:: Rows
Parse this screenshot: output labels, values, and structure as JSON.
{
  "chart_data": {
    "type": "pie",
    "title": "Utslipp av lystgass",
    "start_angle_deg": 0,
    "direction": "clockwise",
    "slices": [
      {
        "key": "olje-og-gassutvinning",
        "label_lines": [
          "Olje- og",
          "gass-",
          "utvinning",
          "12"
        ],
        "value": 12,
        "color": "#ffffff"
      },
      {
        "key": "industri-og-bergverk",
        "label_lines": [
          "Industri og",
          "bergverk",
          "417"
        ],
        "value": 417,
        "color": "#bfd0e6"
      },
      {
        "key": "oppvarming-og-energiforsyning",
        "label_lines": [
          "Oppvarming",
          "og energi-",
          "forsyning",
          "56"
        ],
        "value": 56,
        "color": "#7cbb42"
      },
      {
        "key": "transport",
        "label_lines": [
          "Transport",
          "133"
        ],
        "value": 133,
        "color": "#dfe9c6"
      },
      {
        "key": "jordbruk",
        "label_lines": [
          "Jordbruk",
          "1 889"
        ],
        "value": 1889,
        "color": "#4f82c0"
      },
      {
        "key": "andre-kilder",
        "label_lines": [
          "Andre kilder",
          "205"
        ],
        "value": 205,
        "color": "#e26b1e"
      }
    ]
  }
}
::::
→ **Exercise brief**
Copy out the full material exactly as it appears.

→ **Written response**
Parse this screenshot: output labels, values, and structure as JSON.
{
  "chart_data": {
    "type": "pie",
    "title": "Utslipp av lystgass",
    "start_angle_deg": 0,
    "direction": "clockwise",
    "slices": [
      {
        "key": "olje-og-gassutvinning",
        "label_lines": [
          "Olje- og",
          "gass-",
          "utvinning",
          "12"
        ],
        "value": 12,
        "color": "#ffffff"
      },
      {
        "key": "industri-og-bergverk",
        "label_lines": [
          "Industri og",
          "bergverk",
          "417"
        ],
        "value": 417,
        "color": "#bfd0e6"
      },
      {
        "key": "oppvarming-og-energiforsyning",
        "label_lines": [
          "Oppvarming",
          "og energi-",
          "forsyning",
          "56"
        ],
        "value": 56,
        "color": "#7cbb42"
      },
      {
        "key": "transport",
        "label_lines": [
          "Transport",
          "133"
        ],
        "value": 133,
        "color": "#dfe9c6"
      },
      {
        "key": "jordbruk",
        "label_lines": [
          "Jordbruk",
          "1 889"
        ],
        "value": 1889,
        "color": "#4f82c0"
      },
      {
        "key": "andre-kilder",
        "label_lines": [
          "Andre kilder",
          "205"
        ],
        "value": 205,
        "color": "#e26b1e"
      }
    ]
  }
}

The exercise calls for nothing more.